→ Directions: Say how many lines hold the string "IPERTENSIONE", and nothing more.

*** Data excerpts

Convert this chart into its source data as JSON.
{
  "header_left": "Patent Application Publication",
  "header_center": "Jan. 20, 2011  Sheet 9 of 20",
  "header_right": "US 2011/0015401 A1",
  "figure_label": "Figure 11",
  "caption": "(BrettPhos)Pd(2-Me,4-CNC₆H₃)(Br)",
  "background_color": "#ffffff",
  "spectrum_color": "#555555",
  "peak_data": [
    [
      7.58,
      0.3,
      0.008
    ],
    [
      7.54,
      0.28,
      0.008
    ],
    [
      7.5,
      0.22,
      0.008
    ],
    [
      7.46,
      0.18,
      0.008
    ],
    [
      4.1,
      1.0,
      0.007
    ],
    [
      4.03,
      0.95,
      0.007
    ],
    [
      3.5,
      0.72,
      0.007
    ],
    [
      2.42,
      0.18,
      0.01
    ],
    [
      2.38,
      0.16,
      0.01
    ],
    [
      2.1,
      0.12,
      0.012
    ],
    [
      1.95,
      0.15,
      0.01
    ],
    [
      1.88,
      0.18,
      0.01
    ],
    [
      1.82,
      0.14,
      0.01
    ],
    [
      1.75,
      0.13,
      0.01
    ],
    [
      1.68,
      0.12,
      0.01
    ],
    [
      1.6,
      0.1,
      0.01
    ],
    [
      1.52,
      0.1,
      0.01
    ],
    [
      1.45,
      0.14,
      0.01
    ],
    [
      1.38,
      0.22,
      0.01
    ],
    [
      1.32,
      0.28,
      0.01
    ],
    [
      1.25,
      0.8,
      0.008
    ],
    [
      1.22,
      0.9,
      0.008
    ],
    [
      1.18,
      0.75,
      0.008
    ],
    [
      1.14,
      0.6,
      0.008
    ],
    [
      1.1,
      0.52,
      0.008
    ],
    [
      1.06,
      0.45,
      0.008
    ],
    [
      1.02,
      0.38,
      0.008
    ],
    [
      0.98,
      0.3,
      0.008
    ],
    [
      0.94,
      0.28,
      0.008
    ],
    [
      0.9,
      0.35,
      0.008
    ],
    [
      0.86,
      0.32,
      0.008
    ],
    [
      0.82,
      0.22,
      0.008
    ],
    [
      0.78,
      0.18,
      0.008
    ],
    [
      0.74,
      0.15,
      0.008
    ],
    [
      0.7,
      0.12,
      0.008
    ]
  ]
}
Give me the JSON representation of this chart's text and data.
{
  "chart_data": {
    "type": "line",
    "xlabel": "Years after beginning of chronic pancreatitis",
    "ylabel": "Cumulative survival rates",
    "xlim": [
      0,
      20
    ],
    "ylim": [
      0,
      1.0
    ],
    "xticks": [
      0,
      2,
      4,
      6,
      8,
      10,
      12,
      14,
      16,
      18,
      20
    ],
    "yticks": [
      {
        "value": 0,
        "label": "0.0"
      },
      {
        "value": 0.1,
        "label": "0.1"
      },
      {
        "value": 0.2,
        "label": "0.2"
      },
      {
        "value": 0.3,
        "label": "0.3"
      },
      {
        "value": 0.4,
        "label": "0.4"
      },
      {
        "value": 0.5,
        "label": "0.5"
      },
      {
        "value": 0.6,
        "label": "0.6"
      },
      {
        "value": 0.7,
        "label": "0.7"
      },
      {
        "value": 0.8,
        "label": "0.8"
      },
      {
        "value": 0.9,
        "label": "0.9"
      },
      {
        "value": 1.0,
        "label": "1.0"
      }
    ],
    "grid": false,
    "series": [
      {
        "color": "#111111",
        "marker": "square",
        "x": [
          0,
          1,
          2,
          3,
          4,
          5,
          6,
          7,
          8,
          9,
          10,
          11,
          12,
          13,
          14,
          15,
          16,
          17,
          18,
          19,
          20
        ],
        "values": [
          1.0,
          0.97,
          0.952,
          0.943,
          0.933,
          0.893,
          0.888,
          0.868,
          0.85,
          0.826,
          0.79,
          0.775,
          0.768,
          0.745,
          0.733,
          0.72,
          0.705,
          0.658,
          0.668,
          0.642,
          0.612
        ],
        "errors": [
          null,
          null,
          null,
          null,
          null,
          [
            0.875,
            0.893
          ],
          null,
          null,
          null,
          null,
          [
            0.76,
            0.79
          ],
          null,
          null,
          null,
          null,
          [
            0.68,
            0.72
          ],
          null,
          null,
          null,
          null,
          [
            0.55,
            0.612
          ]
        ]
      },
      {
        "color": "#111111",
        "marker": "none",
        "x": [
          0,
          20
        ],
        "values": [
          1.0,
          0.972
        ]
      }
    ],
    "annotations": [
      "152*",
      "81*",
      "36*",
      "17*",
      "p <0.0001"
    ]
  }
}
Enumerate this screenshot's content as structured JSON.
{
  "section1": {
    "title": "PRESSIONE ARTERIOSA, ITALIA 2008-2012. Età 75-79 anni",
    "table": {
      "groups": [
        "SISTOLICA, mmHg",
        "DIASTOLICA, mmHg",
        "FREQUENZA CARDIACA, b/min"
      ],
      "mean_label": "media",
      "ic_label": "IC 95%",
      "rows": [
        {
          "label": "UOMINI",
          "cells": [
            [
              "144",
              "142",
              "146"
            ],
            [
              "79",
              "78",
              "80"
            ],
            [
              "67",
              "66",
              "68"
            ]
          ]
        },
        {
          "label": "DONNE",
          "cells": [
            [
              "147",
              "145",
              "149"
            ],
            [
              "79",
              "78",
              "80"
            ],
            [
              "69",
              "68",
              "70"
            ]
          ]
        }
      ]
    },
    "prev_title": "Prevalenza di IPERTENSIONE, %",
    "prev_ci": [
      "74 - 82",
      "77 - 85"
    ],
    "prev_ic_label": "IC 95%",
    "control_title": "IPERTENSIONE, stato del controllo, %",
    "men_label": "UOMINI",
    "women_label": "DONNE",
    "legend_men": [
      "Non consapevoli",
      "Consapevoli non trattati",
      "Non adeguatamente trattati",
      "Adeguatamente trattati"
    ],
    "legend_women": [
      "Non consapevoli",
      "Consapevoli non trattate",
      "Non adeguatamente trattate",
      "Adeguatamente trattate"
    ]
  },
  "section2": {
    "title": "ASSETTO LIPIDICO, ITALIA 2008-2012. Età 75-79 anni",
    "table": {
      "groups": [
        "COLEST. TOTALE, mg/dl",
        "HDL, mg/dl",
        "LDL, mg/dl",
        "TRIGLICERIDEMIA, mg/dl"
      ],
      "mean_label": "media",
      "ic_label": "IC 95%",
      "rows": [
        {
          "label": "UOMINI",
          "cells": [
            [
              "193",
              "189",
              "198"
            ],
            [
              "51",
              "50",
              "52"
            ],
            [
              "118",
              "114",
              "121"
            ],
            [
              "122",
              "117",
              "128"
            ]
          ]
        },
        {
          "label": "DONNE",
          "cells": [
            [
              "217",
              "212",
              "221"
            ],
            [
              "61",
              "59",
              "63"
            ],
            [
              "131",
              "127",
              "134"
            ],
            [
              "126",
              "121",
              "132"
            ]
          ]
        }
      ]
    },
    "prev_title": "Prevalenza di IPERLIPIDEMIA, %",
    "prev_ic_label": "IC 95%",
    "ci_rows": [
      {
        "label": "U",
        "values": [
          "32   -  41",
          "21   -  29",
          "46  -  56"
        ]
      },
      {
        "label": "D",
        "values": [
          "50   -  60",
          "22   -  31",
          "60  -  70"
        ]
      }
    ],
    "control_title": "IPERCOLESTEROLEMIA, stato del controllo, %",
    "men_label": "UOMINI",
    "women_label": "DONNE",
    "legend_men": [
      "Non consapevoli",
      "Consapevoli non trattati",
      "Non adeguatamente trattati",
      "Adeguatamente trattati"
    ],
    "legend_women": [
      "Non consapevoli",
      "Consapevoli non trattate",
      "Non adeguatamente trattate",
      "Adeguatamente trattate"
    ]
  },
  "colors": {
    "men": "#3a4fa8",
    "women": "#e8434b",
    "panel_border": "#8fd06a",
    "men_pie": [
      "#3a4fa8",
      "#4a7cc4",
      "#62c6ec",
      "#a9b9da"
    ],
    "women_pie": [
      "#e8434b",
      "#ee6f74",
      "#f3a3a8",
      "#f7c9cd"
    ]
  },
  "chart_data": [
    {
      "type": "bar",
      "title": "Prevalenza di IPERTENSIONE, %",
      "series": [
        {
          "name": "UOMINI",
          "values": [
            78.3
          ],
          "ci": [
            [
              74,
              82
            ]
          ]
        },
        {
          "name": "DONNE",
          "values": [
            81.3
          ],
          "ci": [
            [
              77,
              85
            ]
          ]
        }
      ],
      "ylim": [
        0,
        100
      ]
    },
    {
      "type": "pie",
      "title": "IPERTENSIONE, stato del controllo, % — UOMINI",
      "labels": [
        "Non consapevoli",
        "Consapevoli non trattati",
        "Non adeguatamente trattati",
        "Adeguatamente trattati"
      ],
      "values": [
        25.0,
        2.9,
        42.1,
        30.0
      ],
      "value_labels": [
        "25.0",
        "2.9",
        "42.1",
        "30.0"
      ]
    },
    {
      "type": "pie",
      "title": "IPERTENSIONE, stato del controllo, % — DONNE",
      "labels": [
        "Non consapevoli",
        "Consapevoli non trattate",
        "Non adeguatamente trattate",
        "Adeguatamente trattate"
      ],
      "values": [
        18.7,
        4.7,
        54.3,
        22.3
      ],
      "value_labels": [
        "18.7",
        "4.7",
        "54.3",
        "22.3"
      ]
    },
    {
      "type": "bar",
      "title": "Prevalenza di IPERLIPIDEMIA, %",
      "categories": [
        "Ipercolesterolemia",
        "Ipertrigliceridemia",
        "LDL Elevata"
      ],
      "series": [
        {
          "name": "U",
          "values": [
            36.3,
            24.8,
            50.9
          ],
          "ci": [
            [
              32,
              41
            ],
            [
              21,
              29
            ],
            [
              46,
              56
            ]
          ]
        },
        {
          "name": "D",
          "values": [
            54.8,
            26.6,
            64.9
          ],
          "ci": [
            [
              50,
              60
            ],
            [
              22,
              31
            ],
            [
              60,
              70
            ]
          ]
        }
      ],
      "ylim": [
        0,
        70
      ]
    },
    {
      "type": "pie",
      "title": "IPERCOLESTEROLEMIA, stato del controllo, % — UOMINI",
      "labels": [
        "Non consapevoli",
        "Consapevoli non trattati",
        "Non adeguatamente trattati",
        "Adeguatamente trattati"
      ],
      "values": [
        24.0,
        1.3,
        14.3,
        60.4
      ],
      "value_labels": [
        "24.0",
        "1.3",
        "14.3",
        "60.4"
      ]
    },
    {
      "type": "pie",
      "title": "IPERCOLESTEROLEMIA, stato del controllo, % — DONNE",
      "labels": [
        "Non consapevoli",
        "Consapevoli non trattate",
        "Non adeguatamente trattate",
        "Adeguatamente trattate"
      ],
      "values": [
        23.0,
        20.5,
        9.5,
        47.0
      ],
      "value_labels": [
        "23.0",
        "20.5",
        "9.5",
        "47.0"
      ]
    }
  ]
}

******

→ Result for this task: 5